*Records for the task:*
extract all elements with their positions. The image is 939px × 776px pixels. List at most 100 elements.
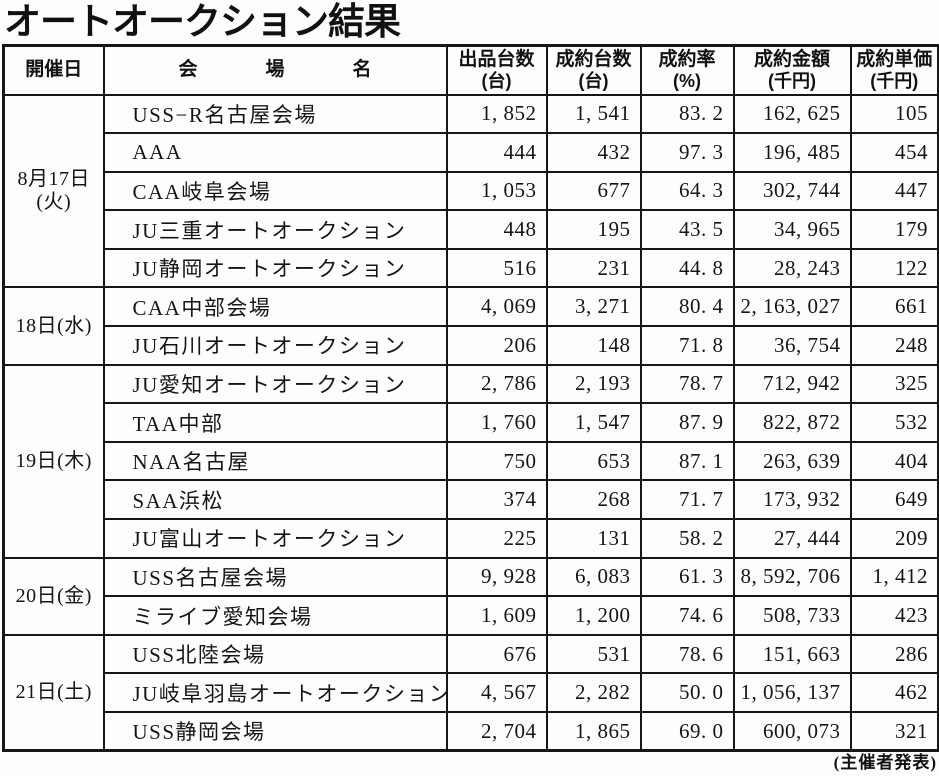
amount-cell: 1, 056, 137 bbox=[732, 672, 852, 713]
sold-cell: 3, 271 bbox=[545, 286, 642, 328]
unit-price-cell: 404 bbox=[849, 440, 939, 482]
sold-cell: 432 bbox=[545, 132, 642, 173]
col-header-amount: 成約金額 (千円) bbox=[732, 44, 852, 96]
amount-cell: 173, 932 bbox=[732, 479, 852, 521]
amount-cell: 27, 444 bbox=[732, 518, 852, 559]
sold-cell: 1, 547 bbox=[545, 402, 642, 443]
rate-cell: 74. 6 bbox=[639, 595, 735, 636]
date-line1: 8月17日 bbox=[17, 167, 90, 190]
rate-cell: 44. 8 bbox=[639, 247, 735, 289]
rate-cell: 87. 1 bbox=[639, 440, 735, 482]
col-header-sold: 成約台数 (台) bbox=[545, 44, 642, 96]
unit-price-cell: 423 bbox=[849, 595, 939, 636]
venue-cell: USS北陸会場 bbox=[102, 633, 448, 675]
amount-cell: 28, 243 bbox=[732, 247, 852, 289]
listed-cell: 750 bbox=[445, 440, 548, 482]
date-line1: 18日(水) bbox=[15, 314, 92, 337]
venue-cell: NAA名古屋 bbox=[102, 440, 448, 482]
col-header-listed-title: 出品台数 bbox=[458, 48, 535, 70]
unit-price-cell: 286 bbox=[849, 633, 939, 675]
amount-cell: 508, 733 bbox=[732, 595, 852, 636]
listed-cell: 444 bbox=[445, 132, 548, 173]
table-row: 20日(金) USS名古屋会場 9, 928 6, 083 61. 3 8, 592, 7… bbox=[2, 556, 939, 636]
rate-cell: 71. 8 bbox=[639, 325, 735, 366]
table-row: 19日(木) JU愛知オートオークション 2, 786 2, 193 78. 7 712,… bbox=[2, 363, 939, 559]
unit-price-cell: 321 bbox=[849, 711, 939, 752]
col-header-amount-title: 成約金額 bbox=[753, 48, 830, 70]
sold-cell: 531 bbox=[545, 633, 642, 675]
rate-cell: 61. 3 bbox=[639, 556, 735, 598]
listed-cell: 1, 760 bbox=[445, 402, 548, 443]
venue-cell: CAA岐阜会場 bbox=[102, 170, 448, 212]
listed-cell: 225 bbox=[445, 518, 548, 559]
rate-cell: 87. 9 bbox=[639, 402, 735, 443]
col-header-venue: 会場名 bbox=[102, 44, 448, 96]
sold-cell: 148 bbox=[545, 325, 642, 366]
rate-cell: 69. 0 bbox=[639, 711, 735, 752]
table-row: JU富山オートオークション 225 131 58. 2 27, 444 209 bbox=[4, 518, 939, 559]
venue-cell: USS名古屋会場 bbox=[102, 556, 448, 598]
date-line1: 20日(金) bbox=[15, 584, 92, 607]
unit-price-cell: 248 bbox=[849, 325, 939, 366]
col-header-rate: 成約率 (%) bbox=[639, 44, 735, 96]
date-line1: 21日(土) bbox=[15, 680, 92, 703]
date-line1: 19日(木) bbox=[15, 449, 92, 472]
amount-cell: 36, 754 bbox=[732, 325, 852, 366]
venue-cell: JU石川オートオークション bbox=[102, 325, 448, 366]
table-row: JU石川オートオークション 206 148 71. 8 36, 754 248 bbox=[4, 325, 939, 366]
amount-cell: 151, 663 bbox=[732, 633, 852, 675]
table-row: CAA岐阜会場 1, 053 677 64. 3 302, 744 447 bbox=[4, 170, 939, 212]
venue-cell: CAA中部会場 bbox=[102, 286, 448, 328]
col-header-rate-unit: (%) bbox=[673, 70, 701, 91]
date-cell: 21日(土) bbox=[2, 633, 105, 752]
sold-cell: 1, 541 bbox=[545, 93, 642, 135]
col-header-unit-price: 成約単価 (千円) bbox=[849, 44, 939, 96]
table-row: JU静岡オートオークション 516 231 44. 8 28, 243 122 bbox=[4, 247, 939, 289]
listed-cell: 9, 928 bbox=[445, 556, 548, 598]
sold-cell: 195 bbox=[545, 209, 642, 250]
amount-cell: 822, 872 bbox=[732, 402, 852, 443]
listed-cell: 1, 609 bbox=[445, 595, 548, 636]
unit-price-cell: 462 bbox=[849, 672, 939, 713]
col-header-sold-title: 成約台数 bbox=[555, 48, 632, 70]
amount-cell: 263, 639 bbox=[732, 440, 852, 482]
unit-price-cell: 532 bbox=[849, 402, 939, 443]
unit-price-cell: 179 bbox=[849, 209, 939, 250]
listed-cell: 4, 567 bbox=[445, 672, 548, 713]
col-header-listed: 出品台数 (台) bbox=[445, 44, 548, 96]
date-cell: 20日(金) bbox=[2, 556, 105, 636]
venue-cell: SAA浜松 bbox=[102, 479, 448, 521]
venue-cell: JU愛知オートオークション bbox=[102, 363, 448, 405]
rate-cell: 83. 2 bbox=[639, 93, 735, 135]
listed-cell: 206 bbox=[445, 325, 548, 366]
table-row: USS静岡会場 2, 704 1, 865 69. 0 600, 073 321 bbox=[4, 711, 939, 752]
venue-cell: USS−R名古屋会場 bbox=[102, 93, 448, 135]
table-body: 8月17日 (火) USS−R名古屋会場 1, 852 1, 541 83. 2 162, … bbox=[2, 93, 939, 752]
listed-cell: 516 bbox=[445, 247, 548, 289]
listed-cell: 676 bbox=[445, 633, 548, 675]
col-header-amount-unit: (千円) bbox=[768, 70, 816, 91]
amount-cell: 34, 965 bbox=[732, 209, 852, 250]
date-cell: 18日(水) bbox=[2, 286, 105, 366]
venue-cell: USS静岡会場 bbox=[102, 711, 448, 752]
sold-cell: 2, 193 bbox=[545, 363, 642, 405]
rate-cell: 71. 7 bbox=[639, 479, 735, 521]
table-row: 21日(土) USS北陸会場 676 531 78. 6 151, 663 286 bbox=[2, 633, 939, 752]
unit-price-cell: 122 bbox=[849, 247, 939, 289]
listed-cell: 2, 704 bbox=[445, 711, 548, 752]
rate-cell: 43. 5 bbox=[639, 209, 735, 250]
sold-cell: 1, 200 bbox=[545, 595, 642, 636]
amount-cell: 2, 163, 027 bbox=[732, 286, 852, 328]
unit-price-cell: 649 bbox=[849, 479, 939, 521]
table-row: AAA 444 432 97. 3 196, 485 454 bbox=[4, 132, 939, 173]
col-header-date: 開催日 bbox=[2, 44, 105, 96]
venue-cell: JU三重オートオークション bbox=[102, 209, 448, 250]
venue-cell: AAA bbox=[102, 132, 448, 173]
listed-cell: 2, 786 bbox=[445, 363, 548, 405]
listed-cell: 374 bbox=[445, 479, 548, 521]
table-row: JU岐阜羽島オートオークション 4, 567 2, 282 50. 0 1, 056, … bbox=[4, 672, 939, 713]
amount-cell: 600, 073 bbox=[732, 711, 852, 752]
amount-cell: 8, 592, 706 bbox=[732, 556, 852, 598]
col-header-unit-price-unit: (千円) bbox=[870, 70, 919, 91]
sold-cell: 2, 282 bbox=[545, 672, 642, 713]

*Instructions for the task:* Please lay out everything from the row containing "amount-cell: 1, 056, 137" down to the row containing "amount-cell: 28, 243", both included, as a Markdown table with columns n and Line. Number each row and leave out any blank ones.

*In response:*
| n | Line |
|---|---|
| 1 | amount-cell: 1, 056, 137 bbox=[732, 672, 852, 713] |
| 2 | sold-cell: 3, 271 bbox=[545, 286, 642, 328] |
| 3 | unit-price-cell: 404 bbox=[849, 440, 939, 482] |
| 4 | sold-cell: 432 bbox=[545, 132, 642, 173] |
| 5 | col-header-amount: 成約金額 (千円) bbox=[732, 44, 852, 96] |
| 6 | amount-cell: 173, 932 bbox=[732, 479, 852, 521] |
| 7 | amount-cell: 27, 444 bbox=[732, 518, 852, 559] |
| 8 | sold-cell: 1, 547 bbox=[545, 402, 642, 443] |
| 9 | rate-cell: 74. 6 bbox=[639, 595, 735, 636] |
| 10 | date-line1: 8月17日 bbox=[17, 167, 90, 190] |
| 11 | rate-cell: 44. 8 bbox=[639, 247, 735, 289] |
| 12 | rate-cell: 87. 1 bbox=[639, 440, 735, 482] |
| 13 | col-header-sold: 成約台数 (台) bbox=[545, 44, 642, 96] |
| 14 | unit-price-cell: 423 bbox=[849, 595, 939, 636] |
| 15 | venue-cell: USS北陸会場 bbox=[102, 633, 448, 675] |
| 16 | amount-cell: 28, 243 bbox=[732, 247, 852, 289] |